> _Given request_
Tally how many lines in the items contain the string "score" and reply with only that number.

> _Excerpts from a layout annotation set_
* * * * *
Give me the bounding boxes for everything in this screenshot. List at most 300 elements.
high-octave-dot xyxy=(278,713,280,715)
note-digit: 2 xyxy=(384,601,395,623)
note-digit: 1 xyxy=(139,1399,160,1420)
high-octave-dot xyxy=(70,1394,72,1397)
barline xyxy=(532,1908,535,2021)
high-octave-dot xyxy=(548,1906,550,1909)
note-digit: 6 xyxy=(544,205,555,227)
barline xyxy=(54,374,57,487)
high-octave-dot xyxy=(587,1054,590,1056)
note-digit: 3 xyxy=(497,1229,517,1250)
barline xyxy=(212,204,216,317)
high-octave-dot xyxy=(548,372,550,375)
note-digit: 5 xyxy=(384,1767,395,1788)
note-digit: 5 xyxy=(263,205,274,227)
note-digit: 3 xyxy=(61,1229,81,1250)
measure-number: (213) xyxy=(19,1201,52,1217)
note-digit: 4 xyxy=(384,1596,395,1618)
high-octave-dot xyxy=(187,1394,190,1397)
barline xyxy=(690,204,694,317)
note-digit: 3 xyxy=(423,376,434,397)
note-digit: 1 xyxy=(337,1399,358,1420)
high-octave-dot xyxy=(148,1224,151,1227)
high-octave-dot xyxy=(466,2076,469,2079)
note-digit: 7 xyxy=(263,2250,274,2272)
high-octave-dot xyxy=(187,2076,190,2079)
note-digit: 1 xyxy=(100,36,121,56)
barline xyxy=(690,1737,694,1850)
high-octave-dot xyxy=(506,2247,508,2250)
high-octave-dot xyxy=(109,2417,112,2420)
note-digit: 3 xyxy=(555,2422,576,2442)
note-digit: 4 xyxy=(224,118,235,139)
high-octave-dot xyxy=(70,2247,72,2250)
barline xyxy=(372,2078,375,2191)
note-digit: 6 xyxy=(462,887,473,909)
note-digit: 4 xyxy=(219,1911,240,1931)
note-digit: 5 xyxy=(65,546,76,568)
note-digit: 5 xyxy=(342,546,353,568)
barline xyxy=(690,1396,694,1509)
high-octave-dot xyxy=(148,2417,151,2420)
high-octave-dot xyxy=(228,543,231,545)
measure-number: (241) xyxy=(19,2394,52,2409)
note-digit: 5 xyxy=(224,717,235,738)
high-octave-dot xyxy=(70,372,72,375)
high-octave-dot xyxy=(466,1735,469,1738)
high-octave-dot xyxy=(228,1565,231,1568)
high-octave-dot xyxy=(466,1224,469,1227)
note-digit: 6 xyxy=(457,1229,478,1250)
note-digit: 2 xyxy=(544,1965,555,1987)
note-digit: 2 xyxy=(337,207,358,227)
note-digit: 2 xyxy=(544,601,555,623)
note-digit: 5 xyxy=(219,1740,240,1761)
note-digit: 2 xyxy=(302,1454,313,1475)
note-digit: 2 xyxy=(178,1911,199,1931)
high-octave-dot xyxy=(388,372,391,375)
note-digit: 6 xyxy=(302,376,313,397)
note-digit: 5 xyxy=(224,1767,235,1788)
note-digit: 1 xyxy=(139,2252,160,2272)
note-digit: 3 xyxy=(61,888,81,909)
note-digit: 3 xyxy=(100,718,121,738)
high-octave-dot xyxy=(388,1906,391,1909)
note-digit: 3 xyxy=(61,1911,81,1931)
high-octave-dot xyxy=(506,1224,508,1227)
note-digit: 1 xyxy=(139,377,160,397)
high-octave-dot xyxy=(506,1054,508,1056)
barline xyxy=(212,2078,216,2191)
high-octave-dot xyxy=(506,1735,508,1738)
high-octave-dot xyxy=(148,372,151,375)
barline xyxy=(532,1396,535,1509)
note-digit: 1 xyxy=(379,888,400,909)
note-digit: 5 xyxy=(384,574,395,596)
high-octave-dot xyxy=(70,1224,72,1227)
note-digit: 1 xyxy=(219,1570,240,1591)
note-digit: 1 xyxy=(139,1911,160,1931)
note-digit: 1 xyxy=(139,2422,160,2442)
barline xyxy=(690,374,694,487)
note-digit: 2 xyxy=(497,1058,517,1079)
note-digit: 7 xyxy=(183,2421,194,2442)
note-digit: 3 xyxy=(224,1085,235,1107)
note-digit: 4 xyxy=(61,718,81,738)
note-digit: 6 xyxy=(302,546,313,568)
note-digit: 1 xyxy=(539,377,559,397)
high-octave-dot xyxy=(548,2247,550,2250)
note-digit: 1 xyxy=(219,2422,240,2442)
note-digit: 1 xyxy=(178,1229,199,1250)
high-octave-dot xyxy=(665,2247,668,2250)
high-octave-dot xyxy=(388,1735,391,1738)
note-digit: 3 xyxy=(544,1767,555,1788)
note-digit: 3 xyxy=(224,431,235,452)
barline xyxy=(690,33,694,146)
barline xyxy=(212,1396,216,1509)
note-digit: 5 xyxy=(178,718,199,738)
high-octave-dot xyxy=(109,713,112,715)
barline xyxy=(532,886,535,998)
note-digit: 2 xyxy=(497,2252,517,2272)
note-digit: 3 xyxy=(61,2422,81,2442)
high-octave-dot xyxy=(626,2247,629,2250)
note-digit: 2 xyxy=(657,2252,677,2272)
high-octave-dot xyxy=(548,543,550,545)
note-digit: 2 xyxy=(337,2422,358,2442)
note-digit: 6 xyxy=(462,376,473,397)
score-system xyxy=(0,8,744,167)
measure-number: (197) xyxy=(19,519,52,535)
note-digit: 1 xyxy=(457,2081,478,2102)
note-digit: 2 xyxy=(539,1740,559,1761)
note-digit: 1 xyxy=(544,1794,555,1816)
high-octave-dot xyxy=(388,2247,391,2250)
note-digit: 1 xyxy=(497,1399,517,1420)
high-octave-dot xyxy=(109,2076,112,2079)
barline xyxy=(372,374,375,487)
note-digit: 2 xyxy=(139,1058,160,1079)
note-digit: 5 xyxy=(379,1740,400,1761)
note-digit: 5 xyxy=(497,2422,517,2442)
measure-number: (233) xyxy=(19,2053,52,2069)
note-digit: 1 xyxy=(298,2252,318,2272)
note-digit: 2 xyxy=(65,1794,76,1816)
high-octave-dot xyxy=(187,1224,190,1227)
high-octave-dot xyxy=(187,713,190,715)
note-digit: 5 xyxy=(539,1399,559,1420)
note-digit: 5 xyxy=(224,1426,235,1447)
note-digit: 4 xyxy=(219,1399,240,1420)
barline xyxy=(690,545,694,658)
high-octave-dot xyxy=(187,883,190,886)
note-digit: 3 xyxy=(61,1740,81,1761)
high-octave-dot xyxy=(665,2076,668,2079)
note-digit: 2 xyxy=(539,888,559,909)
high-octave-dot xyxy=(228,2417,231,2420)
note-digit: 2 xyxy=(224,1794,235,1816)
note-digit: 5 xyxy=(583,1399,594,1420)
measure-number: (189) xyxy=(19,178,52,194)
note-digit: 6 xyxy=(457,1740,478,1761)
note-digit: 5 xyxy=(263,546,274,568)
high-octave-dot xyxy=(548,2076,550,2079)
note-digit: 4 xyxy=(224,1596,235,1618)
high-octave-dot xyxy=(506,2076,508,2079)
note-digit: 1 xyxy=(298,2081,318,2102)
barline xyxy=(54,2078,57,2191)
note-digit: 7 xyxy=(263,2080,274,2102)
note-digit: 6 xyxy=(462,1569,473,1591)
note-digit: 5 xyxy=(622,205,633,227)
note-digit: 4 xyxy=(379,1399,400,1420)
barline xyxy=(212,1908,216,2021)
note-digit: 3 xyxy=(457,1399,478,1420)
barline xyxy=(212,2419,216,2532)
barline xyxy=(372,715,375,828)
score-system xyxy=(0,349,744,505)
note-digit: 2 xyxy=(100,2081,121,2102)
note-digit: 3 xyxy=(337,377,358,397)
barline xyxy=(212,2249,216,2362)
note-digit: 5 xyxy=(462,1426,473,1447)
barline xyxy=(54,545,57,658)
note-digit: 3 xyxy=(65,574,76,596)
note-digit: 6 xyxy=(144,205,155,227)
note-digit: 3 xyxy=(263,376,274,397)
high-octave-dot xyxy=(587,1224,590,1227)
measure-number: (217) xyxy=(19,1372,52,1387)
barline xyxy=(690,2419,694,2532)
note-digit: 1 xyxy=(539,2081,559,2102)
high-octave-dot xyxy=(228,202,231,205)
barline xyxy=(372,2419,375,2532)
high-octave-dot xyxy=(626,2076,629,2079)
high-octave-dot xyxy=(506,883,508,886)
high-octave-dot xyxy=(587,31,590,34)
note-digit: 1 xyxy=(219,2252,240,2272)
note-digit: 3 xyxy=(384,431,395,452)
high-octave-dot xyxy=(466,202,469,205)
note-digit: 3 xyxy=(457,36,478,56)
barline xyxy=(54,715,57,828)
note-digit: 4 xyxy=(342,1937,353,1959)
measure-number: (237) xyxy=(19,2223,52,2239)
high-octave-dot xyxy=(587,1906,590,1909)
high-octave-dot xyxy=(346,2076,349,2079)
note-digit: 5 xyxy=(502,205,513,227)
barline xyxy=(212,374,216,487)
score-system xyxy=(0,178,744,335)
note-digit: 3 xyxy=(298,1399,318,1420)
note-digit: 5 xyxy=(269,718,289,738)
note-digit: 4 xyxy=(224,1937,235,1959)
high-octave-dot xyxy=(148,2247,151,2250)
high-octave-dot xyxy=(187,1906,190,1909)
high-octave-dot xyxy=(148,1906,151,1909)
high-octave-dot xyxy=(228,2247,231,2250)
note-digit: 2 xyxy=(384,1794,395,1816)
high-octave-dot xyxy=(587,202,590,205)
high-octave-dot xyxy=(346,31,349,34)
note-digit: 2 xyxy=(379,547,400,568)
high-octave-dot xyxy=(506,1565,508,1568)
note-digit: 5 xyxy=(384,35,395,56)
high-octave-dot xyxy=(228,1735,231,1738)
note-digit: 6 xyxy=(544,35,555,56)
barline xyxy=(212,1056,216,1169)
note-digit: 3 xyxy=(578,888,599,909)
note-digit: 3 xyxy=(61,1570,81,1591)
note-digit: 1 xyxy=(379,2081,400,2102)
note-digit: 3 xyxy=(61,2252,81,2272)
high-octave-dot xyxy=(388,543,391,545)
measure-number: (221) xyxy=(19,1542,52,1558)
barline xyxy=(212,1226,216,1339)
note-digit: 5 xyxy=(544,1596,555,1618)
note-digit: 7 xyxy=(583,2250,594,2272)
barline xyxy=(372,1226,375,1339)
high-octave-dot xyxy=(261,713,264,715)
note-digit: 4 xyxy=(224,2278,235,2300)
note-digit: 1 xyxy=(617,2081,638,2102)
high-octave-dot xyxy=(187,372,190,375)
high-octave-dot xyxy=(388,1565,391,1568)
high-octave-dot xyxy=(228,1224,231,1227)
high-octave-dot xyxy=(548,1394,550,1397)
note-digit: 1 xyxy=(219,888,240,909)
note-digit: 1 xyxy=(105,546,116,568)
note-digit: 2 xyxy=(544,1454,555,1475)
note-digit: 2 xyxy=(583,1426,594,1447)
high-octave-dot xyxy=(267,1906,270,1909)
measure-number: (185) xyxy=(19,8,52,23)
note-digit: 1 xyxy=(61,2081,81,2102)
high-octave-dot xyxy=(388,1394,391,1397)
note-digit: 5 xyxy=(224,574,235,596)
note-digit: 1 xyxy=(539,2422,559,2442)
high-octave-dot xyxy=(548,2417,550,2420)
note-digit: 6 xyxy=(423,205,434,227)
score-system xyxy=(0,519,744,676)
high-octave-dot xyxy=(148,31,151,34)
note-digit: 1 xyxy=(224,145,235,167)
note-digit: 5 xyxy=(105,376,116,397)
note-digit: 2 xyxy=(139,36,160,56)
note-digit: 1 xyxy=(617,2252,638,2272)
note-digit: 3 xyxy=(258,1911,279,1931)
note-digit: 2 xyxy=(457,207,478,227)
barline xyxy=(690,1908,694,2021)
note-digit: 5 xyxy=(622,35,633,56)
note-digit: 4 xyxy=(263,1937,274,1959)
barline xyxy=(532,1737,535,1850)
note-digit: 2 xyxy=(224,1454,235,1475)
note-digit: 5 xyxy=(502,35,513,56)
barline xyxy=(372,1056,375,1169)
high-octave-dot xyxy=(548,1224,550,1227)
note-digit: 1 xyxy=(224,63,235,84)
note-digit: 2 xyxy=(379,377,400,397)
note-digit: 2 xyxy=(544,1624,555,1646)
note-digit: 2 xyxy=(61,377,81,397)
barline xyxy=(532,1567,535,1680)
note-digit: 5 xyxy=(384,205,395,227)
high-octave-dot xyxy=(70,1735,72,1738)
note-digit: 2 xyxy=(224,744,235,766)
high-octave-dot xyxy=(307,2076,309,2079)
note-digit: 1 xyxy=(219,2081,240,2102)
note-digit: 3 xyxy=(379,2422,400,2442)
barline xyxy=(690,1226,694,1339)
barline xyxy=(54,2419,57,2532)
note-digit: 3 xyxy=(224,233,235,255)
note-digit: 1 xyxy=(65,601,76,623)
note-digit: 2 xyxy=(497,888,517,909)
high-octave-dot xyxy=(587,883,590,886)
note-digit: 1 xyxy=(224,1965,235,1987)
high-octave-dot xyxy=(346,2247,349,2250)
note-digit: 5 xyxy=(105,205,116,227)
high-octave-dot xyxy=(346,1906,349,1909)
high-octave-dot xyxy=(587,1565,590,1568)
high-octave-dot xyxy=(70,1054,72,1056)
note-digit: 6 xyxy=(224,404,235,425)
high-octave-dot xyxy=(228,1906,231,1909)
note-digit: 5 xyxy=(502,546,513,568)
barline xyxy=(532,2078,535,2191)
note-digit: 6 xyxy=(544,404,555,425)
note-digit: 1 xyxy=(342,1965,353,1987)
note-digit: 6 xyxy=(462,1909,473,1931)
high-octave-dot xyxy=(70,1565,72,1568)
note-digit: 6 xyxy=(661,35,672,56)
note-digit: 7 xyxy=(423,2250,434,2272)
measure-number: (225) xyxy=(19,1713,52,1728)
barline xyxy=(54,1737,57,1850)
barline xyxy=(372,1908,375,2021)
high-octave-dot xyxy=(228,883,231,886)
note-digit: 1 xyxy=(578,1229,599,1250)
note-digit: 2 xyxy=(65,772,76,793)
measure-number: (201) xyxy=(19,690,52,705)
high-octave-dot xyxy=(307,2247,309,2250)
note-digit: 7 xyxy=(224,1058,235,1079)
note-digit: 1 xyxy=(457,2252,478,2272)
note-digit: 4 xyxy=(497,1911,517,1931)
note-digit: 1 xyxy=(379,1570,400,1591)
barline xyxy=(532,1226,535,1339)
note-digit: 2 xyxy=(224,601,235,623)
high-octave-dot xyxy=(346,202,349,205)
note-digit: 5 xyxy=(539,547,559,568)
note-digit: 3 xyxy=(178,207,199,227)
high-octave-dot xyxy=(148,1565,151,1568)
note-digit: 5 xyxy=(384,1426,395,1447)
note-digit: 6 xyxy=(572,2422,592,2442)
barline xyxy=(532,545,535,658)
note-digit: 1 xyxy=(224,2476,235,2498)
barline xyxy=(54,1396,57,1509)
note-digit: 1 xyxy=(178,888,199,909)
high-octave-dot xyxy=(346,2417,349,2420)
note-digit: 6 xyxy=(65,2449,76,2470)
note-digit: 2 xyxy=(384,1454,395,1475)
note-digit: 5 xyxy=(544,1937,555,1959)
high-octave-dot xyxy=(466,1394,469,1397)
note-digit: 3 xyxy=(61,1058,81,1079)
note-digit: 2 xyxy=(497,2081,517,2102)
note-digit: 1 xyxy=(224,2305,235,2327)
* * * * *
> _Complete answer_
4